(Dataset items)
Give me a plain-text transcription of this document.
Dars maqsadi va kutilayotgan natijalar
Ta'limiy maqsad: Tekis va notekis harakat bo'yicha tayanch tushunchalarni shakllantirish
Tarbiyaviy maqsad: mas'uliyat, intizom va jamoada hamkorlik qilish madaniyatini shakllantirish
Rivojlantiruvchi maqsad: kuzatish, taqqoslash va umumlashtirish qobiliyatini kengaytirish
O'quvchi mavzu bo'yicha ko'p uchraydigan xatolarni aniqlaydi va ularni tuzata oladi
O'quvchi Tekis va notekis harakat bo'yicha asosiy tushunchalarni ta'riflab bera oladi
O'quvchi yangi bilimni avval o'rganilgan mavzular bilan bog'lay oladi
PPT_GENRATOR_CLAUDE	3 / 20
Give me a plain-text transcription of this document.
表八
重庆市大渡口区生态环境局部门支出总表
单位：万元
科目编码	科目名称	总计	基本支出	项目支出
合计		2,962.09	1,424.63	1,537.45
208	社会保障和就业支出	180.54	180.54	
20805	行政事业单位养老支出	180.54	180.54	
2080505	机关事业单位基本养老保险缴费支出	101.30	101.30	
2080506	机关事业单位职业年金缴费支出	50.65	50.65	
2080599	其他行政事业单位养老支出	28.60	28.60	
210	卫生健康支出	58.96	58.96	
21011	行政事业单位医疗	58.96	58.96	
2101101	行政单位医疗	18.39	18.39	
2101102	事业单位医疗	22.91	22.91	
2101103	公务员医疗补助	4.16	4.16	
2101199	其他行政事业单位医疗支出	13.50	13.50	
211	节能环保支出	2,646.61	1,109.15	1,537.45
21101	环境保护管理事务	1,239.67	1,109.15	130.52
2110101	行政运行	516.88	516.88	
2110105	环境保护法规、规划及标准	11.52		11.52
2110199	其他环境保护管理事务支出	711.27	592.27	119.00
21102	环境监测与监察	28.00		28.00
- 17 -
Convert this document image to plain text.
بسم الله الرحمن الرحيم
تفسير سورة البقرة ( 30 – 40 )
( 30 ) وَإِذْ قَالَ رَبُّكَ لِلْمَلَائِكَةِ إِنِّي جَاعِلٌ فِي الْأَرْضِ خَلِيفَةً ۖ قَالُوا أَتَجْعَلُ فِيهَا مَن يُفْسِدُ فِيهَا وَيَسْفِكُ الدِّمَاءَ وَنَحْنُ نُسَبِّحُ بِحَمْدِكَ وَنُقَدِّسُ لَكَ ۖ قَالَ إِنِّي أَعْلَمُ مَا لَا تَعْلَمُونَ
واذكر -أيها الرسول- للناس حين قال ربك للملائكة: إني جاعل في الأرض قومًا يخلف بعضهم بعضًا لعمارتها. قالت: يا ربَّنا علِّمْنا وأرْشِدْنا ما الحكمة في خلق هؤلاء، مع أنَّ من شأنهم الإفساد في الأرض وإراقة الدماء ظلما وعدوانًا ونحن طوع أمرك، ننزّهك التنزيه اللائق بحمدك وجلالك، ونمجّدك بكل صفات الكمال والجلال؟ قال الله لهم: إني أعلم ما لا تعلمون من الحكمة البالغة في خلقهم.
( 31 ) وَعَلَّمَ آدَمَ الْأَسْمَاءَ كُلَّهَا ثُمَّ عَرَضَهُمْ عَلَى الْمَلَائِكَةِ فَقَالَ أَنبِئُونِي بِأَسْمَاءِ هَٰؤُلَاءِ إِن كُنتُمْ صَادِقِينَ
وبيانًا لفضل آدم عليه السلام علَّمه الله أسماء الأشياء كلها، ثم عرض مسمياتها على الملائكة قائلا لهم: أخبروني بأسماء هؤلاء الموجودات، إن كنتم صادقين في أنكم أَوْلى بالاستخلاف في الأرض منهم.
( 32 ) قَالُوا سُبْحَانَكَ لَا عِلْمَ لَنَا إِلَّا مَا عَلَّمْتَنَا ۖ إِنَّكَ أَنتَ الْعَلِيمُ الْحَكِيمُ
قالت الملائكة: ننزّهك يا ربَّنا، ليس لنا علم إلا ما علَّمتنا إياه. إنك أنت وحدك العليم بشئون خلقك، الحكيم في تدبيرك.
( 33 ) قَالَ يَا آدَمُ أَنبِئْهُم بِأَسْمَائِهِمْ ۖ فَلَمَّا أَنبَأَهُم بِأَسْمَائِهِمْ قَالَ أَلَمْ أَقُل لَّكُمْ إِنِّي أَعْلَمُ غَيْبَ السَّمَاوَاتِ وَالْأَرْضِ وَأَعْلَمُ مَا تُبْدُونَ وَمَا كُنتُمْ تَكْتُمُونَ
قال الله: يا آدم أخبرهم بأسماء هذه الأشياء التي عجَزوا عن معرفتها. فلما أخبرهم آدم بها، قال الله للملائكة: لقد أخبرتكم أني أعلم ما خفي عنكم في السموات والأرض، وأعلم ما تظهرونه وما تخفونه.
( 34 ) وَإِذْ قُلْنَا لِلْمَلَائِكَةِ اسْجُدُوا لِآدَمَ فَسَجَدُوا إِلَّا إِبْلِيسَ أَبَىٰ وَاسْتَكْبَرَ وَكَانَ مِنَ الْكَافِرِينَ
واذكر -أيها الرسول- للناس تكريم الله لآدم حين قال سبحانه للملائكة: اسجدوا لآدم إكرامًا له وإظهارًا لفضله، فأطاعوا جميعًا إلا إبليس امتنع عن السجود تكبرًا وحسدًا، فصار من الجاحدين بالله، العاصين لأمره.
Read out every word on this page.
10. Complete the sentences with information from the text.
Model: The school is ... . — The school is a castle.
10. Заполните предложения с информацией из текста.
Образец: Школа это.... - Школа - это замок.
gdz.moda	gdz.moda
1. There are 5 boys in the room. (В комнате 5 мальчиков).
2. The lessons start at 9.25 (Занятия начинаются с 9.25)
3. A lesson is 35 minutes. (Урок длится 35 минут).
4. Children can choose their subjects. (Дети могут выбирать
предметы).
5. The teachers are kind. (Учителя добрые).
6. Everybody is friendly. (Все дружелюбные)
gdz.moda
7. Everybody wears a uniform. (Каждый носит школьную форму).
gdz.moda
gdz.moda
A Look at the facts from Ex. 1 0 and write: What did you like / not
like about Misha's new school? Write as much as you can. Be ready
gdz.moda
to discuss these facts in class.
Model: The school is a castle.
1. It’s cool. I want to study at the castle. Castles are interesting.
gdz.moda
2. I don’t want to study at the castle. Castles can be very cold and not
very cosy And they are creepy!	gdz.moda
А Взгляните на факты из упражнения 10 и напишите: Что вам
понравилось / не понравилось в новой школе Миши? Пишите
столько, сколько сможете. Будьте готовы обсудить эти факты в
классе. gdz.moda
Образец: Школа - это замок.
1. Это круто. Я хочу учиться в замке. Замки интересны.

Exercise directions:
Extract every record and return it verbatim.

Expected output:
Give me a plain-text transcription of this document.
Dars maqsadi va kutilayotgan natijalar
Ta'limiy maqsad: Tekis va notekis harakat bo'yicha tayanch tushunchalarni shakllantirish
Tarbiyaviy maqsad: mas'uliyat, intizom va jamoada hamkorlik qilish madaniyatini shakllantirish
Rivojlantiruvchi maqsad: kuzatish, taqqoslash va umumlashtirish qobiliyatini kengaytirish
O'quvchi mavzu bo'yicha ko'p uchraydigan xatolarni aniqlaydi va ularni tuzata oladi
O'quvchi Tekis va notekis harakat bo'yicha asosiy tushunchalarni ta'riflab bera oladi
O'quvchi yangi bilimni avval o'rganilgan mavzular bilan bog'lay oladi
PPT_GENRATOR_CLAUDE	3 / 20
Give me a plain-text transcription of this document.
表八
重庆市大渡口区生态环境局部门支出总表
单位：万元
科目编码	科目名称	总计	基本支出	项目支出
合计		2,962.09	1,424.63	1,537.45
208	社会保障和就业支出	180.54	180.54	
20805	行政事业单位养老支出	180.54	180.54	
2080505	机关事业单位基本养老保险缴费支出	101.30	101.30	
2080506	机关事业单位职业年金缴费支出	50.65	50.65	
2080599	其他行政事业单位养老支出	28.60	28.60	
210	卫生健康支出	58.96	58.96	
21011	行政事业单位医疗	58.96	58.96	
2101101	行政单位医疗	18.39	18.39	
2101102	事业单位医疗	22.91	22.91	
2101103	公务员医疗补助	4.16	4.16	
2101199	其他行政事业单位医疗支出	13.50	13.50	
211	节能环保支出	2,646.61	1,109.15	1,537.45
21101	环境保护管理事务	1,239.67	1,109.15	130.52
2110101	行政运行	516.88	516.88	
2110105	环境保护法规、规划及标准	11.52		11.52
2110199	其他环境保护管理事务支出	711.27	592.27	119.00
21102	环境监测与监察	28.00		28.00
- 17 -
Convert this document image to plain text.
بسم الله الرحمن الرحيم
تفسير سورة البقرة ( 30 – 40 )
( 30 ) وَإِذْ قَالَ رَبُّكَ لِلْمَلَائِكَةِ إِنِّي جَاعِلٌ فِي الْأَرْضِ خَلِيفَةً ۖ قَالُوا أَتَجْعَلُ فِيهَا مَن يُفْسِدُ فِيهَا وَيَسْفِكُ الدِّمَاءَ وَنَحْنُ نُسَبِّحُ بِحَمْدِكَ وَنُقَدِّسُ لَكَ ۖ قَالَ إِنِّي أَعْلَمُ مَا لَا تَعْلَمُونَ
واذكر -أيها الرسول- للناس حين قال ربك للملائكة: إني جاعل في الأرض قومًا يخلف بعضهم بعضًا لعمارتها. قالت: يا ربَّنا علِّمْنا وأرْشِدْنا ما الحكمة في خلق هؤلاء، مع أنَّ من شأنهم الإفساد في الأرض وإراقة الدماء ظلما وعدوانًا ونحن طوع أمرك، ننزّهك التنزيه اللائق بحمدك وجلالك، ونمجّدك بكل صفات الكمال والجلال؟ قال الله لهم: إني أعلم ما لا تعلمون من الحكمة البالغة في خلقهم.
( 31 ) وَعَلَّمَ آدَمَ الْأَسْمَاءَ كُلَّهَا ثُمَّ عَرَضَهُمْ عَلَى الْمَلَائِكَةِ فَقَالَ أَنبِئُونِي بِأَسْمَاءِ هَٰؤُلَاءِ إِن كُنتُمْ صَادِقِينَ
وبيانًا لفضل آدم عليه السلام علَّمه الله أسماء الأشياء كلها، ثم عرض مسمياتها على الملائكة قائلا لهم: أخبروني بأسماء هؤلاء الموجودات، إن كنتم صادقين في أنكم أَوْلى بالاستخلاف في الأرض منهم.
( 32 ) قَالُوا سُبْحَانَكَ لَا عِلْمَ لَنَا إِلَّا مَا عَلَّمْتَنَا ۖ إِنَّكَ أَنتَ الْعَلِيمُ الْحَكِيمُ
قالت الملائكة: ننزّهك يا ربَّنا، ليس لنا علم إلا ما علَّمتنا إياه. إنك أنت وحدك العليم بشئون خلقك، الحكيم في تدبيرك.
( 33 ) قَالَ يَا آدَمُ أَنبِئْهُم بِأَسْمَائِهِمْ ۖ فَلَمَّا أَنبَأَهُم بِأَسْمَائِهِمْ قَالَ أَلَمْ أَقُل لَّكُمْ إِنِّي أَعْلَمُ غَيْبَ السَّمَاوَاتِ وَالْأَرْضِ وَأَعْلَمُ مَا تُبْدُونَ وَمَا كُنتُمْ تَكْتُمُونَ
قال الله: يا آدم أخبرهم بأسماء هذه الأشياء التي عجَزوا عن معرفتها. فلما أخبرهم آدم بها، قال الله للملائكة: لقد أخبرتكم أني أعلم ما خفي عنكم في السموات والأرض، وأعلم ما تظهرونه وما تخفونه.
( 34 ) وَإِذْ قُلْنَا لِلْمَلَائِكَةِ اسْجُدُوا لِآدَمَ فَسَجَدُوا إِلَّا إِبْلِيسَ أَبَىٰ وَاسْتَكْبَرَ وَكَانَ مِنَ الْكَافِرِينَ
واذكر -أيها الرسول- للناس تكريم الله لآدم حين قال سبحانه للملائكة: اسجدوا لآدم إكرامًا له وإظهارًا لفضله، فأطاعوا جميعًا إلا إبليس امتنع عن السجود تكبرًا وحسدًا، فصار من الجاحدين بالله، العاصين لأمره.
Read out every word on this page.
10. Complete the sentences with information from the text.
Model: The school is ... . — The school is a castle.
10. Заполните предложения с информацией из текста.
Образец: Школа это.... - Школа - это замок.
gdz.moda	gdz.moda
1. There are 5 boys in the room. (В комнате 5 мальчиков).
2. The lessons start at 9.25 (Занятия начинаются с 9.25)
3. A lesson is 35 minutes. (Урок длится 35 минут).
4. Children can choose their subjects. (Дети могут выбирать
предметы).
5. The teachers are kind. (Учителя добрые).
6. Everybody is friendly. (Все дружелюбные)
gdz.moda
7. Everybody wears a uniform. (Каждый носит школьную форму).
gdz.moda
gdz.moda
A Look at the facts from Ex. 1 0 and write: What did you like / not
like about Misha's new school? Write as much as you can. Be ready
gdz.moda
to discuss these facts in class.
Model: The school is a castle.
1. It’s cool. I want to study at the castle. Castles are interesting.
gdz.moda
2. I don’t want to study at the castle. Castles can be very cold and not
very cosy And they are creepy!	gdz.moda
А Взгляните на факты из упражнения 10 и напишите: Что вам
понравилось / не понравилось в новой школе Миши? Пишите
столько, сколько сможете. Будьте готовы обсудить эти факты в
классе. gdz.moda
Образец: Школа - это замок.
1. Это круто. Я хочу учиться в замке. Замки интересны.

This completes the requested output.